Task description = The data below should be printed in full, exactly, and without any of its images.
— Begin Records for the task —
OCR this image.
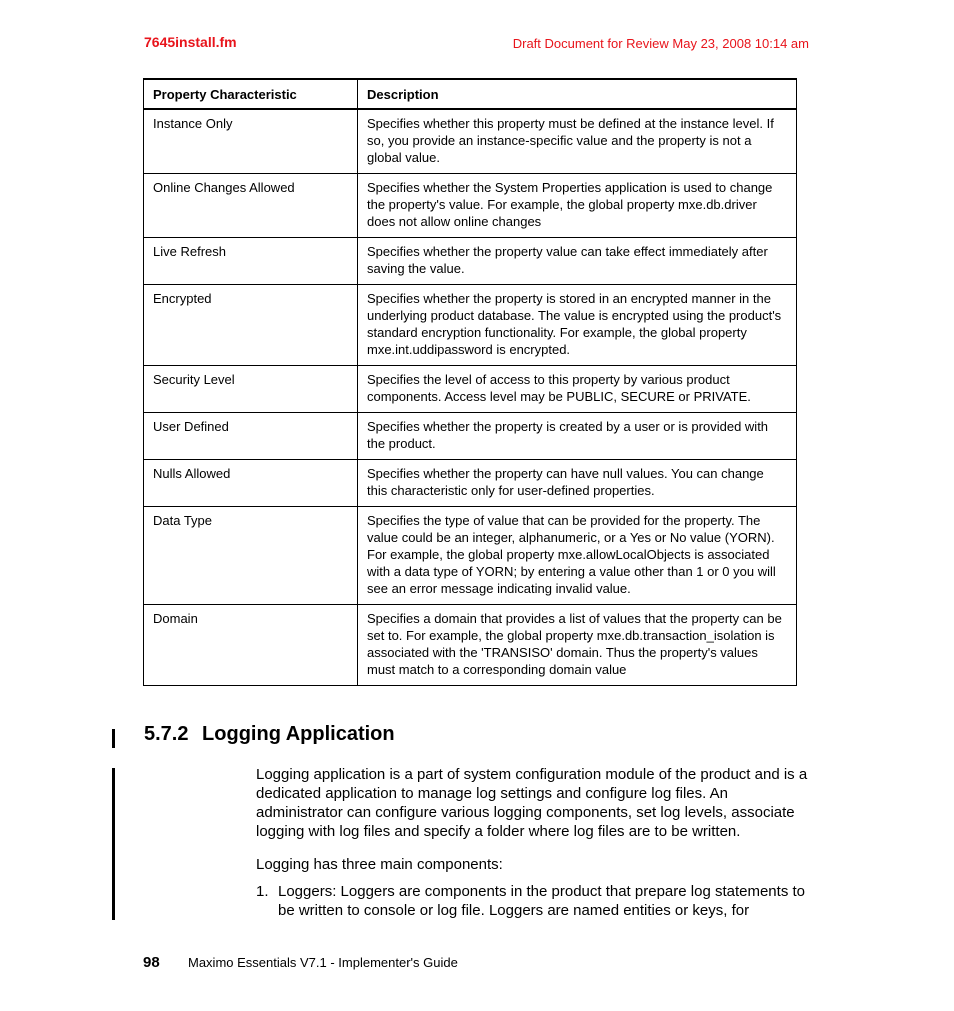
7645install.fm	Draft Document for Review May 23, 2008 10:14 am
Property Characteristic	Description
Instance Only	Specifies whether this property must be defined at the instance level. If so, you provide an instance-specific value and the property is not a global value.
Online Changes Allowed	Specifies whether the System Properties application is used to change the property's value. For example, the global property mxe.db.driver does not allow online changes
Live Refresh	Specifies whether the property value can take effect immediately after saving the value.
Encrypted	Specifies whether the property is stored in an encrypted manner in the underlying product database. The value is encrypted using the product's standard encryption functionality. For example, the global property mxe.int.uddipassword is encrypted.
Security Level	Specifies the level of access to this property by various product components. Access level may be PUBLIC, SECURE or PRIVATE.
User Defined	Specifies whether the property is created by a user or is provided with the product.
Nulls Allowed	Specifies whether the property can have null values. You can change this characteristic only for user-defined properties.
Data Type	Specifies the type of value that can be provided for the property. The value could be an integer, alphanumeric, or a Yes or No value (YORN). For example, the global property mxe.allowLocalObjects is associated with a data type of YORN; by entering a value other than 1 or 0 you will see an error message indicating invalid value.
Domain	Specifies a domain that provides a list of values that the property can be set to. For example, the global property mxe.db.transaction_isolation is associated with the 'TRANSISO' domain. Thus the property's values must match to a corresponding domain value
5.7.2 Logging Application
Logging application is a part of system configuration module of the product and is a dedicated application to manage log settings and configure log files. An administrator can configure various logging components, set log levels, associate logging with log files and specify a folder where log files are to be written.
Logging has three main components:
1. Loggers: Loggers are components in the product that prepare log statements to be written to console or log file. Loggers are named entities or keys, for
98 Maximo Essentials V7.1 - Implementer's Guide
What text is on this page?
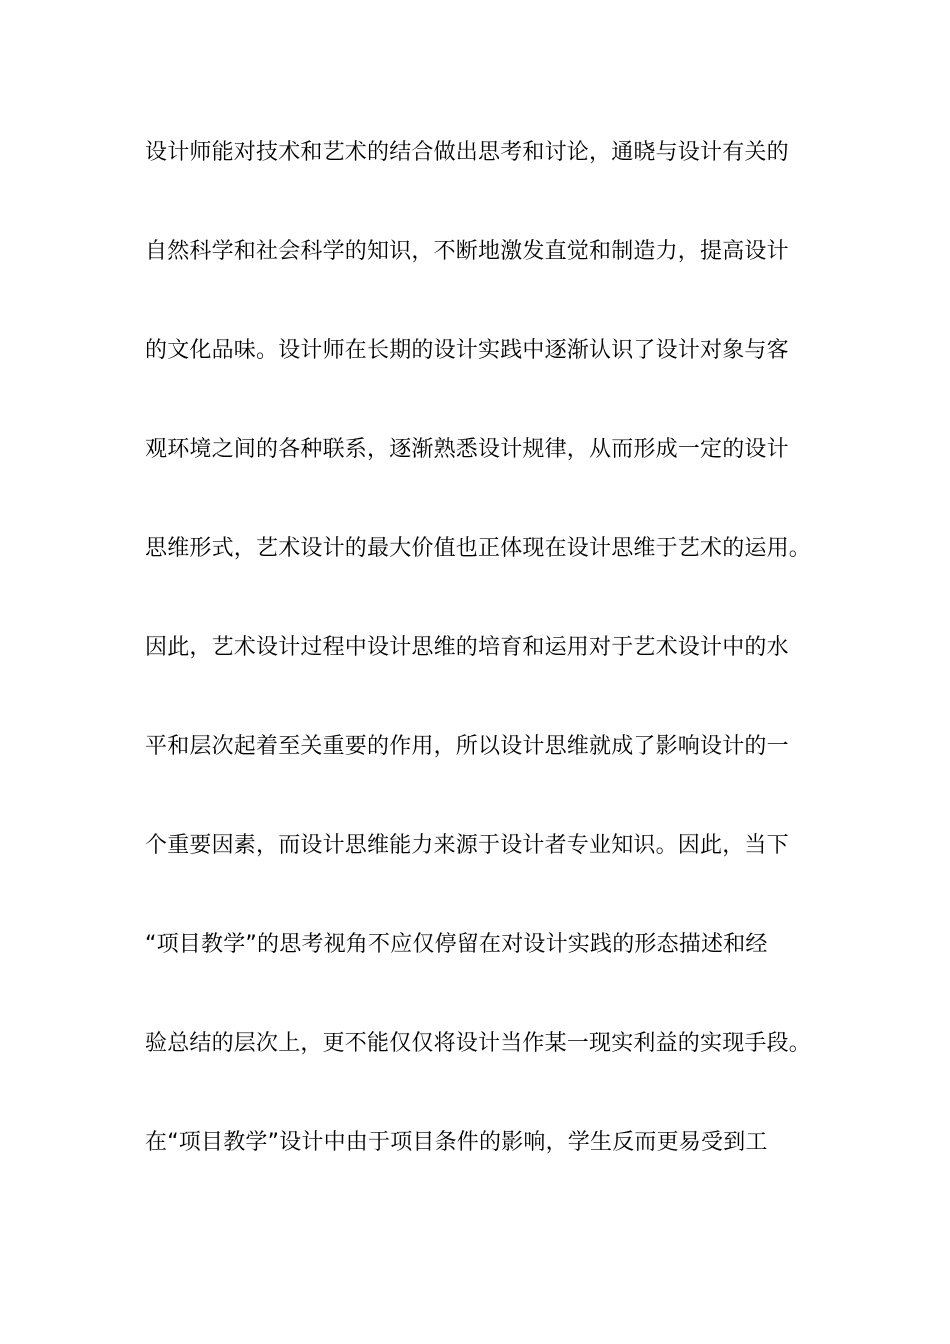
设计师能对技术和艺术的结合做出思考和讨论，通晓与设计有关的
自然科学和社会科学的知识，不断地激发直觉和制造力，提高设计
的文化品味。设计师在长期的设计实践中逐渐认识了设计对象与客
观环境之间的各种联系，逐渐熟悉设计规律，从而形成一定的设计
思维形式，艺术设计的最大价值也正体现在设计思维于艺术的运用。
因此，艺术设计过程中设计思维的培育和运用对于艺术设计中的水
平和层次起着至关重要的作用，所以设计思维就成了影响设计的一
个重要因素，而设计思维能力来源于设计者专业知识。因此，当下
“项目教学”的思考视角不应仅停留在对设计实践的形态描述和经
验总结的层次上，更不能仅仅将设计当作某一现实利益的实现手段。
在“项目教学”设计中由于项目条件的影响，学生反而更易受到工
— End Records for the task —
Full answer =
OCR this image.
7645install.fm	Draft Document for Review May 23, 2008 10:14 am
Property Characteristic	Description
Instance Only	Specifies whether this property must be defined at the instance level. If so, you provide an instance-specific value and the property is not a global value.
Online Changes Allowed	Specifies whether the System Properties application is used to change the property's value. For example, the global property mxe.db.driver does not allow online changes
Live Refresh	Specifies whether the property value can take effect immediately after saving the value.
Encrypted	Specifies whether the property is stored in an encrypted manner in the underlying product database. The value is encrypted using the product's standard encryption functionality. For example, the global property mxe.int.uddipassword is encrypted.
Security Level	Specifies the level of access to this property by various product components. Access level may be PUBLIC, SECURE or PRIVATE.
User Defined	Specifies whether the property is created by a user or is provided with the product.
Nulls Allowed	Specifies whether the property can have null values. You can change this characteristic only for user-defined properties.
Data Type	Specifies the type of value that can be provided for the property. The value could be an integer, alphanumeric, or a Yes or No value (YORN). For example, the global property mxe.allowLocalObjects is associated with a data type of YORN; by entering a value other than 1 or 0 you will see an error message indicating invalid value.
Domain	Specifies a domain that provides a list of values that the property can be set to. For example, the global property mxe.db.transaction_isolation is associated with the 'TRANSISO' domain. Thus the property's values must match to a corresponding domain value
5.7.2 Logging Application
Logging application is a part of system configuration module of the product and is a dedicated application to manage log settings and configure log files. An administrator can configure various logging components, set log levels, associate logging with log files and specify a folder where log files are to be written.
Logging has three main components:
1. Loggers: Loggers are components in the product that prepare log statements to be written to console or log file. Loggers are named entities or keys, for
98 Maximo Essentials V7.1 - Implementer's Guide
What text is on this page?
设计师能对技术和艺术的结合做出思考和讨论，通晓与设计有关的
自然科学和社会科学的知识，不断地激发直觉和制造力，提高设计
的文化品味。设计师在长期的设计实践中逐渐认识了设计对象与客
观环境之间的各种联系，逐渐熟悉设计规律，从而形成一定的设计
思维形式，艺术设计的最大价值也正体现在设计思维于艺术的运用。
因此，艺术设计过程中设计思维的培育和运用对于艺术设计中的水
平和层次起着至关重要的作用，所以设计思维就成了影响设计的一
个重要因素，而设计思维能力来源于设计者专业知识。因此，当下
“项目教学”的思考视角不应仅停留在对设计实践的形态描述和经
验总结的层次上，更不能仅仅将设计当作某一现实利益的实现手段。
在“项目教学”设计中由于项目条件的影响，学生反而更易受到工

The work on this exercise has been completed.